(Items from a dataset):

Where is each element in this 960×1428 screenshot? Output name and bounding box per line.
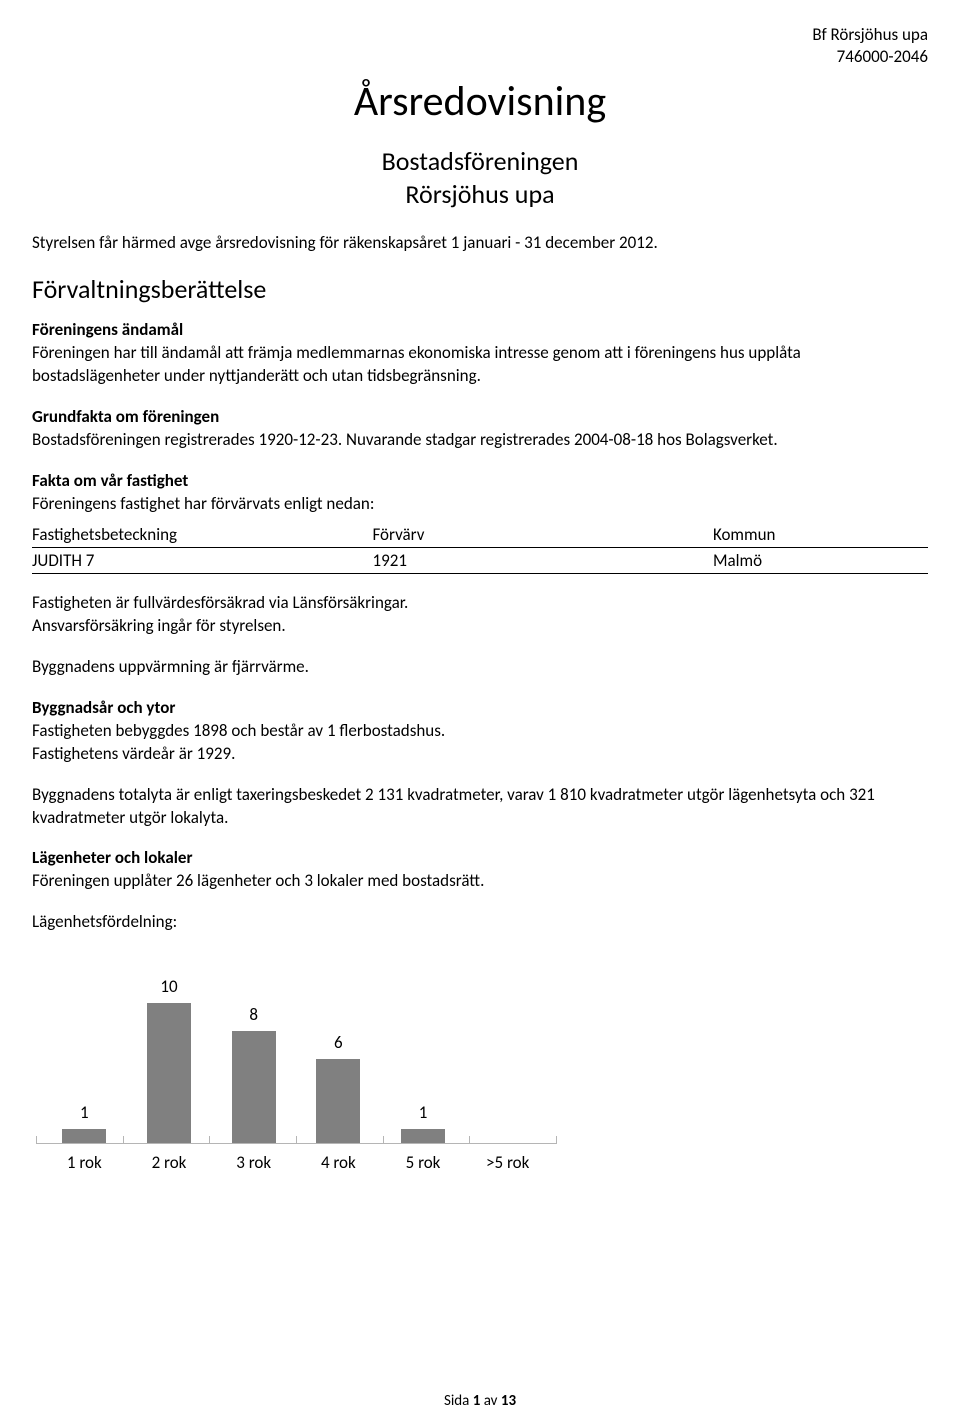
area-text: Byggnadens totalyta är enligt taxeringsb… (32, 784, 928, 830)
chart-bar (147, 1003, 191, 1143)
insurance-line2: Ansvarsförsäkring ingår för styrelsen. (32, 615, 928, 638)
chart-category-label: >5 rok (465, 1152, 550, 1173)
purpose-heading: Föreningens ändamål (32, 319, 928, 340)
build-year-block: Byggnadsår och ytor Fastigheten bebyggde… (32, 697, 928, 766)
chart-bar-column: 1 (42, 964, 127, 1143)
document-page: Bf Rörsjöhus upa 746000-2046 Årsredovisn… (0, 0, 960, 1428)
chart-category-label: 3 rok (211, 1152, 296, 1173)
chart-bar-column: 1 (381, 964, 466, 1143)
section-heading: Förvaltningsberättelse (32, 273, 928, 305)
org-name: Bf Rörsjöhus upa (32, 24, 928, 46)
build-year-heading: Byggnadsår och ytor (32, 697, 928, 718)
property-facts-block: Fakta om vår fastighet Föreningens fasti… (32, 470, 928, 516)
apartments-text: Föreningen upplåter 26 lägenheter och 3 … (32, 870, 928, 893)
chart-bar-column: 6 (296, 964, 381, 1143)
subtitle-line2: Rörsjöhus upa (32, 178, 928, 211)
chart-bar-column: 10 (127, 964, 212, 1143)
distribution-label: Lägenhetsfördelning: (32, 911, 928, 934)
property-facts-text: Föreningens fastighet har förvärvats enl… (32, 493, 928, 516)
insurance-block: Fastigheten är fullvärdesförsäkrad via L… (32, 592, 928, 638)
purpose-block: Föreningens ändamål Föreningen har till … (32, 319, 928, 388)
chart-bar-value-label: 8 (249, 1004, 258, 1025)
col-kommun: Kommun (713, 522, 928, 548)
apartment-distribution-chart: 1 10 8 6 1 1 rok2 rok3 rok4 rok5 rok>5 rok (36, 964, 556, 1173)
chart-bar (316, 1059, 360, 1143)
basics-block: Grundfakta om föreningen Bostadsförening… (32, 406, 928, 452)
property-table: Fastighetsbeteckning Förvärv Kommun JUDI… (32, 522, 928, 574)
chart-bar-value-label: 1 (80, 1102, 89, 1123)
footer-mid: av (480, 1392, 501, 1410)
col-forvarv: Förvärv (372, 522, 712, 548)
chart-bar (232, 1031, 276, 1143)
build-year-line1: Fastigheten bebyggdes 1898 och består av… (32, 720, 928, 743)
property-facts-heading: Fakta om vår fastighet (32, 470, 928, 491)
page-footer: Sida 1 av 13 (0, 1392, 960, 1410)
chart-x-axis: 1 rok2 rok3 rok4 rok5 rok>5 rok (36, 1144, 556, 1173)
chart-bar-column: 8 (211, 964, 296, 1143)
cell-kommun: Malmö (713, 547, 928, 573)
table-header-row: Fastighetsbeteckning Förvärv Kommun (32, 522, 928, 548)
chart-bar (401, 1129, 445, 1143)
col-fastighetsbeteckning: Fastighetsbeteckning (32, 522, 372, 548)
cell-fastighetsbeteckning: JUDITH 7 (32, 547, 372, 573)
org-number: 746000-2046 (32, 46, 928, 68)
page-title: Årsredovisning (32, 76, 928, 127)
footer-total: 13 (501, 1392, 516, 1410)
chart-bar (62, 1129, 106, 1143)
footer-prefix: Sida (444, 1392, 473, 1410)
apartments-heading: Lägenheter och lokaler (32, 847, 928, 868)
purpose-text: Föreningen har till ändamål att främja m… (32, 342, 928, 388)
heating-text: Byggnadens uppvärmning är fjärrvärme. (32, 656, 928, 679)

(CHALLENGE): Can you copy out every line of the items above word for word, leaving out the pictures?

(SOLUTION TO THE PROBLEM):
Where is each element in this 960×1428 screenshot? Output name and bounding box per line.
area-text: Byggnadens totalyta är enligt taxeringsb… (32, 784, 928, 830)
chart-bar (147, 1003, 191, 1143)
insurance-line2: Ansvarsförsäkring ingår för styrelsen. (32, 615, 928, 638)
chart-category-label: >5 rok (465, 1152, 550, 1173)
purpose-heading: Föreningens ändamål (32, 319, 928, 340)
build-year-block: Byggnadsår och ytor Fastigheten bebyggde… (32, 697, 928, 766)
chart-bar-column: 1 (42, 964, 127, 1143)
document-page: Bf Rörsjöhus upa 746000-2046 Årsredovisn… (0, 0, 960, 1428)
chart-category-label: 3 rok (211, 1152, 296, 1173)
chart-bar-column: 1 (381, 964, 466, 1143)
section-heading: Förvaltningsberättelse (32, 273, 928, 305)
org-name: Bf Rörsjöhus upa (32, 24, 928, 46)
build-year-heading: Byggnadsår och ytor (32, 697, 928, 718)
property-facts-block: Fakta om vår fastighet Föreningens fasti… (32, 470, 928, 516)
apartments-text: Föreningen upplåter 26 lägenheter och 3 … (32, 870, 928, 893)
chart-bar-column: 6 (296, 964, 381, 1143)
subtitle-line2: Rörsjöhus upa (32, 178, 928, 211)
chart-bar-column: 10 (127, 964, 212, 1143)
distribution-label: Lägenhetsfördelning: (32, 911, 928, 934)
property-facts-text: Föreningens fastighet har förvärvats enl… (32, 493, 928, 516)
insurance-block: Fastigheten är fullvärdesförsäkrad via L… (32, 592, 928, 638)
purpose-block: Föreningens ändamål Föreningen har till … (32, 319, 928, 388)
chart-bar-value-label: 8 (249, 1004, 258, 1025)
col-kommun: Kommun (713, 522, 928, 548)
apartment-distribution-chart: 1 10 8 6 1 1 rok2 rok3 rok4 rok5 rok>5 rok (36, 964, 556, 1173)
chart-bar (316, 1059, 360, 1143)
basics-block: Grundfakta om föreningen Bostadsförening… (32, 406, 928, 452)
property-table: Fastighetsbeteckning Förvärv Kommun JUDI… (32, 522, 928, 574)
chart-bar-value-label: 1 (80, 1102, 89, 1123)
footer-mid: av (480, 1392, 501, 1410)
col-forvarv: Förvärv (372, 522, 712, 548)
chart-bar (232, 1031, 276, 1143)
build-year-line1: Fastigheten bebyggdes 1898 och består av… (32, 720, 928, 743)
property-facts-heading: Fakta om vår fastighet (32, 470, 928, 491)
page-footer: Sida 1 av 13 (0, 1392, 960, 1410)
chart-x-axis: 1 rok2 rok3 rok4 rok5 rok>5 rok (36, 1144, 556, 1173)
chart-bar-column: 8 (211, 964, 296, 1143)
cell-kommun: Malmö (713, 547, 928, 573)
table-header-row: Fastighetsbeteckning Förvärv Kommun (32, 522, 928, 548)
chart-bar (401, 1129, 445, 1143)
col-fastighetsbeteckning: Fastighetsbeteckning (32, 522, 372, 548)
cell-fastighetsbeteckning: JUDITH 7 (32, 547, 372, 573)
org-number: 746000-2046 (32, 46, 928, 68)
page-title: Årsredovisning (32, 76, 928, 127)
footer-total: 13 (501, 1392, 516, 1410)
chart-bar (62, 1129, 106, 1143)
footer-prefix: Sida (444, 1392, 473, 1410)
apartments-heading: Lägenheter och lokaler (32, 847, 928, 868)
purpose-text: Föreningen har till ändamål att främja m… (32, 342, 928, 388)
heating-text: Byggnadens uppvärmning är fjärrvärme. (32, 656, 928, 679)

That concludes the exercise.